[Record set]
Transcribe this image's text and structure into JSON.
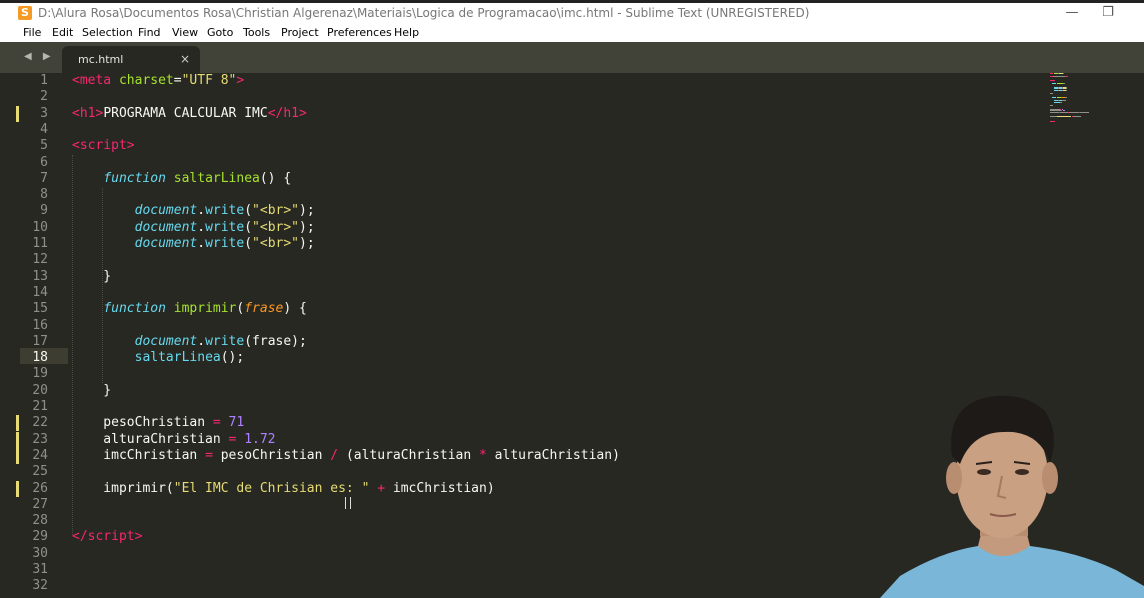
{
  "window": {
    "title": "D:\\Alura Rosa\\Documentos Rosa\\Christian Algerenaz\\Materiais\\Logica de Programacao\\imc.html - Sublime Text (UNREGISTERED)",
    "minimize_glyph": "—",
    "maximize_glyph": "❐"
  },
  "menu": [
    "File",
    "Edit",
    "Selection",
    "Find",
    "View",
    "Goto",
    "Tools",
    "Project",
    "Preferences",
    "Help"
  ],
  "tab": {
    "label": "mc.html",
    "close_glyph": "×"
  },
  "nav_arrows": "◀ ▶",
  "gutter": {
    "line_numbers": [
      "1",
      "2",
      "3",
      "4",
      "5",
      "6",
      "7",
      "8",
      "9",
      "10",
      "11",
      "12",
      "13",
      "14",
      "15",
      "16",
      "17",
      "18",
      "19",
      "20",
      "21",
      "22",
      "23",
      "24",
      "25",
      "26",
      "27",
      "28",
      "29",
      "30",
      "31",
      "32"
    ],
    "current_line": "18",
    "modified_lines": [
      "3",
      "22",
      "23",
      "24",
      "26"
    ]
  },
  "code_lines": [
    [
      [
        "tag",
        "<"
      ],
      [
        "tag",
        "meta"
      ],
      [
        "plain",
        " "
      ],
      [
        "attr",
        "charset"
      ],
      [
        "plain",
        "="
      ],
      [
        "str",
        "\"UTF 8\""
      ],
      [
        "tag",
        ">"
      ]
    ],
    [],
    [
      [
        "tag",
        "<"
      ],
      [
        "tag",
        "h1"
      ],
      [
        "tag",
        ">"
      ],
      [
        "plain",
        "PROGRAMA CALCULAR IMC"
      ],
      [
        "tag",
        "</"
      ],
      [
        "tag",
        "h1"
      ],
      [
        "tag",
        ">"
      ]
    ],
    [],
    [
      [
        "tag",
        "<"
      ],
      [
        "tag",
        "script"
      ],
      [
        "tag",
        ">"
      ]
    ],
    [],
    [
      [
        "plain",
        "    "
      ],
      [
        "kw",
        "function"
      ],
      [
        "plain",
        " "
      ],
      [
        "fn",
        "saltarLinea"
      ],
      [
        "plain",
        "() {"
      ]
    ],
    [],
    [
      [
        "plain",
        "        "
      ],
      [
        "obj",
        "document"
      ],
      [
        "plain",
        "."
      ],
      [
        "meth",
        "write"
      ],
      [
        "plain",
        "("
      ],
      [
        "str",
        "\"<br>\""
      ],
      [
        "plain",
        ");"
      ]
    ],
    [
      [
        "plain",
        "        "
      ],
      [
        "obj",
        "document"
      ],
      [
        "plain",
        "."
      ],
      [
        "meth",
        "write"
      ],
      [
        "plain",
        "("
      ],
      [
        "str",
        "\"<br>\""
      ],
      [
        "plain",
        ");"
      ]
    ],
    [
      [
        "plain",
        "        "
      ],
      [
        "obj",
        "document"
      ],
      [
        "plain",
        "."
      ],
      [
        "meth",
        "write"
      ],
      [
        "plain",
        "("
      ],
      [
        "str",
        "\"<br>\""
      ],
      [
        "plain",
        ");"
      ]
    ],
    [],
    [
      [
        "plain",
        "    }"
      ]
    ],
    [],
    [
      [
        "plain",
        "    "
      ],
      [
        "kw",
        "function"
      ],
      [
        "plain",
        " "
      ],
      [
        "fn",
        "imprimir"
      ],
      [
        "plain",
        "("
      ],
      [
        "param",
        "frase"
      ],
      [
        "plain",
        ") {"
      ]
    ],
    [],
    [
      [
        "plain",
        "        "
      ],
      [
        "obj",
        "document"
      ],
      [
        "plain",
        "."
      ],
      [
        "meth",
        "write"
      ],
      [
        "plain",
        "(frase);"
      ]
    ],
    [
      [
        "plain",
        "        "
      ],
      [
        "meth",
        "saltarLinea"
      ],
      [
        "plain",
        "();"
      ]
    ],
    [],
    [
      [
        "plain",
        "    }"
      ]
    ],
    [],
    [
      [
        "plain",
        "    pesoChristian "
      ],
      [
        "op",
        "="
      ],
      [
        "plain",
        " "
      ],
      [
        "num",
        "71"
      ]
    ],
    [
      [
        "plain",
        "    alturaChristian "
      ],
      [
        "op",
        "="
      ],
      [
        "plain",
        " "
      ],
      [
        "num",
        "1.72"
      ]
    ],
    [
      [
        "plain",
        "    imcChristian "
      ],
      [
        "op",
        "="
      ],
      [
        "plain",
        " pesoChristian "
      ],
      [
        "op",
        "/"
      ],
      [
        "plain",
        " (alturaChristian "
      ],
      [
        "op",
        "*"
      ],
      [
        "plain",
        " alturaChristian)"
      ]
    ],
    [],
    [
      [
        "plain",
        "    imprimir("
      ],
      [
        "str",
        "\"El IMC de Chrisian es: \""
      ],
      [
        "plain",
        " "
      ],
      [
        "op",
        "+"
      ],
      [
        "plain",
        " imcChristian)"
      ]
    ],
    [],
    [],
    [
      [
        "tag",
        "</"
      ],
      [
        "tag",
        "script"
      ],
      [
        "tag",
        ">"
      ]
    ],
    [],
    [],
    []
  ],
  "colors": {
    "background": "#272822",
    "tag": "#f92672",
    "attribute": "#a6e22e",
    "string": "#e6db74",
    "keyword": "#66d9ef",
    "number": "#ae81ff",
    "parameter": "#fd971f",
    "plain": "#f8f8f2",
    "modified_marker": "#e6db74"
  },
  "webcam": {
    "description_icon": "presenter-webcam"
  }
}
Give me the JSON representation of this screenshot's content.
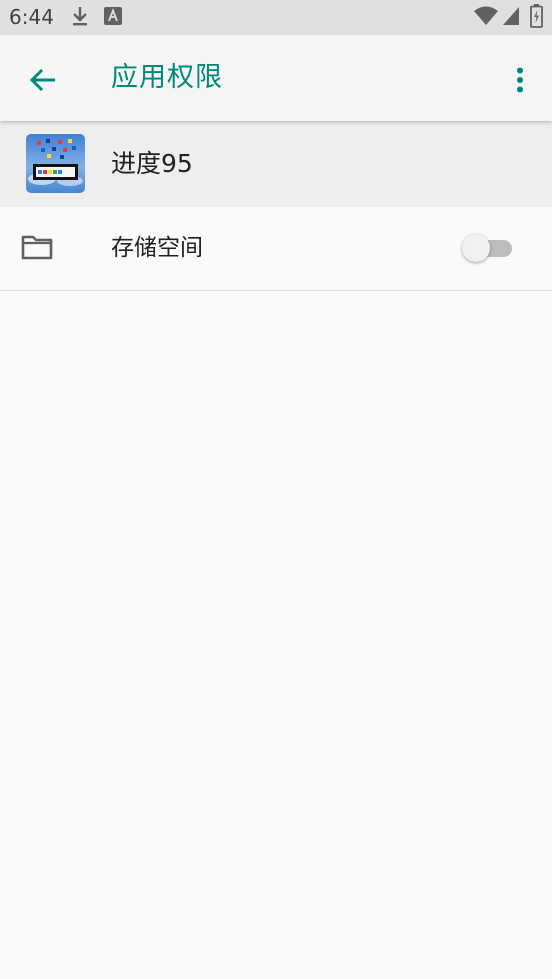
{
  "status_bar": {
    "time": "6:44",
    "icons": [
      "download-icon",
      "text-a-icon",
      "wifi-icon",
      "signal-icon",
      "battery-icon"
    ]
  },
  "app_bar": {
    "title": "应用权限",
    "back_icon": "arrow-left-icon",
    "overflow_icon": "more-vertical-icon",
    "accent_color": "#00897b"
  },
  "app_header": {
    "name": "进度95",
    "icon": "app-icon"
  },
  "permissions": [
    {
      "label": "存储空间",
      "icon": "folder-icon",
      "enabled": false
    }
  ]
}
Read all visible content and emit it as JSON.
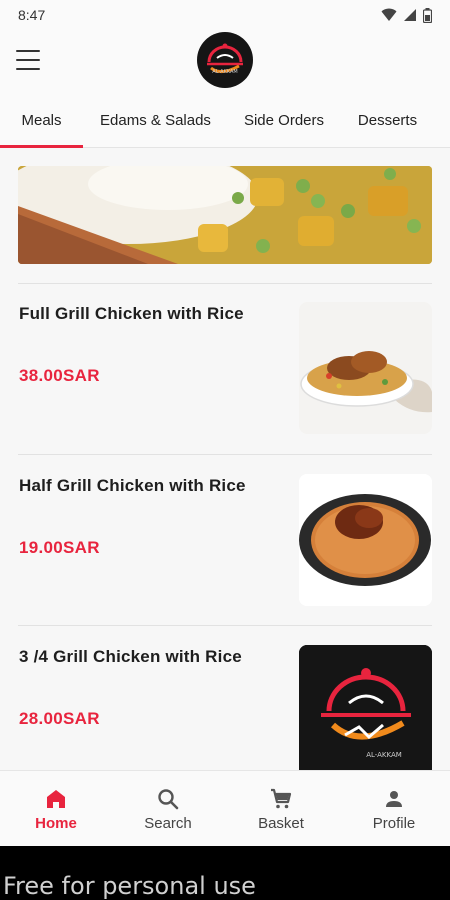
{
  "status_bar": {
    "time": "8:47"
  },
  "header": {
    "logo_icon": "restaurant-logo-icon",
    "menu_icon": "hamburger-menu-icon"
  },
  "tabs": [
    {
      "label": "Meals",
      "active": true
    },
    {
      "label": "Edams & Salads",
      "active": false
    },
    {
      "label": "Side Orders",
      "active": false
    },
    {
      "label": "Desserts",
      "active": false
    }
  ],
  "banner": {
    "image": "curry-and-rice-banner"
  },
  "meals": [
    {
      "name": "Full Grill Chicken with Rice",
      "price": "38.00SAR",
      "image": "full-grill-chicken-rice-photo"
    },
    {
      "name": "Half Grill Chicken with Rice",
      "price": "19.00SAR",
      "image": "half-grill-chicken-rice-photo"
    },
    {
      "name": "3 /4 Grill Chicken with Rice",
      "price": "28.00SAR",
      "image": "restaurant-logo-placeholder"
    }
  ],
  "bottom_nav": [
    {
      "label": "Home",
      "icon": "home-icon",
      "active": true
    },
    {
      "label": "Search",
      "icon": "search-icon",
      "active": false
    },
    {
      "label": "Basket",
      "icon": "cart-icon",
      "active": false
    },
    {
      "label": "Profile",
      "icon": "person-icon",
      "active": false
    }
  ],
  "footer": {
    "text": "Free for personal use"
  },
  "colors": {
    "accent": "#e8243e",
    "background": "#f7f7f7"
  }
}
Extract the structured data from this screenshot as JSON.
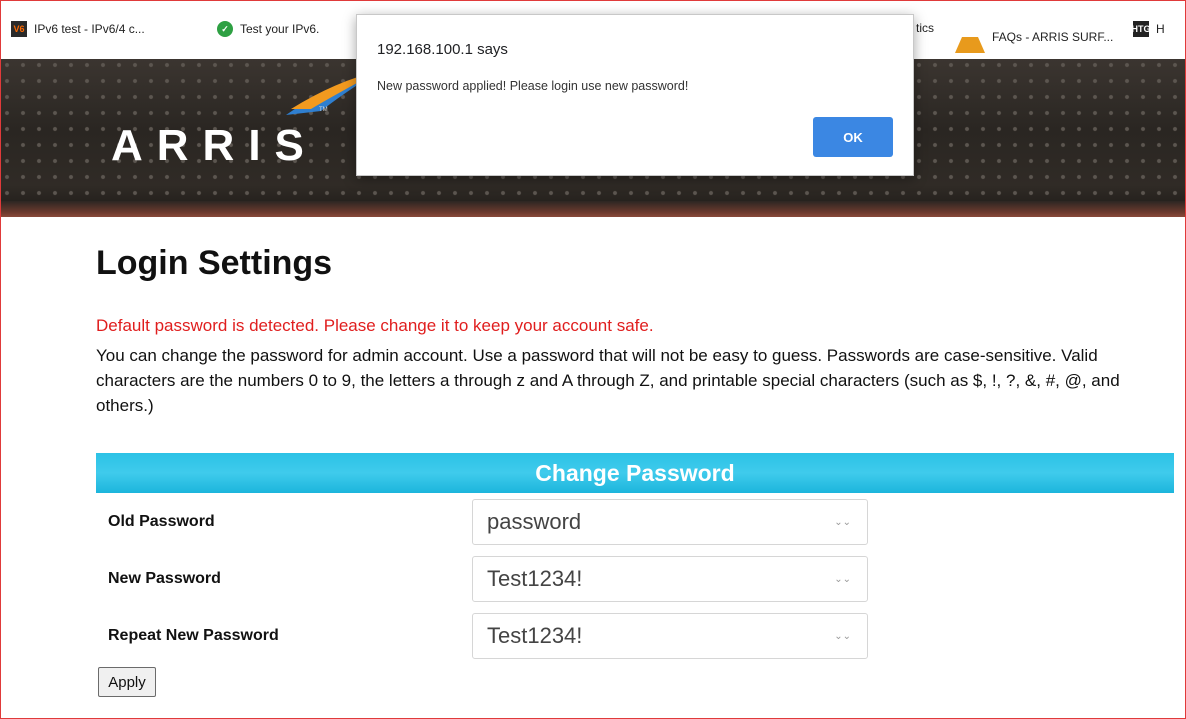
{
  "bookmarks": [
    {
      "label": "IPv6 test - IPv6/4 c...",
      "icon": "v6-icon",
      "badge": "V6"
    },
    {
      "label": "Test your IPv6.",
      "icon": "check-icon"
    },
    {
      "label": "tics",
      "icon": ""
    },
    {
      "label": "FAQs - ARRIS SURF...",
      "icon": "arris-icon"
    },
    {
      "label": "H",
      "icon": "htg-icon",
      "badge": "HTG"
    }
  ],
  "header": {
    "logo_text": "ARRIS",
    "logo_tm": "TM"
  },
  "dialog": {
    "title": "192.168.100.1 says",
    "message": "New password applied! Please login use new password!",
    "ok_label": "OK"
  },
  "page": {
    "title": "Login Settings",
    "warning": "Default password is detected. Please change it to keep your account safe.",
    "description": "You can change the password for admin account. Use a password that will not be easy to guess. Passwords are case-sensitive. Valid characters are the numbers 0 to 9, the letters a through z and A through Z, and printable special characters (such as $, !, ?, &, #, @, and others.)"
  },
  "form": {
    "section_title": "Change Password",
    "fields": [
      {
        "label": "Old Password",
        "value": "password"
      },
      {
        "label": "New Password",
        "value": "Test1234!"
      },
      {
        "label": "Repeat New Password",
        "value": "Test1234!"
      }
    ],
    "apply_label": "Apply"
  },
  "colors": {
    "warning": "#e01e1e",
    "section_bar": "#2cc2e6",
    "ok_button": "#3b87e3",
    "frame_border": "#e03a3a"
  }
}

[Problem statement] Only the lines from the line with "Extract the structured" to the end of the records should be repeated, exactly and without pictures.

[Answer below]
Extract the structured data from this screenshot as JSON.
{
  "bookmarks": [
    {
      "label": "IPv6 test - IPv6/4 c...",
      "icon": "v6-icon",
      "badge": "V6"
    },
    {
      "label": "Test your IPv6.",
      "icon": "check-icon"
    },
    {
      "label": "tics",
      "icon": ""
    },
    {
      "label": "FAQs - ARRIS SURF...",
      "icon": "arris-icon"
    },
    {
      "label": "H",
      "icon": "htg-icon",
      "badge": "HTG"
    }
  ],
  "header": {
    "logo_text": "ARRIS",
    "logo_tm": "TM"
  },
  "dialog": {
    "title": "192.168.100.1 says",
    "message": "New password applied! Please login use new password!",
    "ok_label": "OK"
  },
  "page": {
    "title": "Login Settings",
    "warning": "Default password is detected. Please change it to keep your account safe.",
    "description": "You can change the password for admin account. Use a password that will not be easy to guess. Passwords are case-sensitive. Valid characters are the numbers 0 to 9, the letters a through z and A through Z, and printable special characters (such as $, !, ?, &, #, @, and others.)"
  },
  "form": {
    "section_title": "Change Password",
    "fields": [
      {
        "label": "Old Password",
        "value": "password"
      },
      {
        "label": "New Password",
        "value": "Test1234!"
      },
      {
        "label": "Repeat New Password",
        "value": "Test1234!"
      }
    ],
    "apply_label": "Apply"
  },
  "colors": {
    "warning": "#e01e1e",
    "section_bar": "#2cc2e6",
    "ok_button": "#3b87e3",
    "frame_border": "#e03a3a"
  }
}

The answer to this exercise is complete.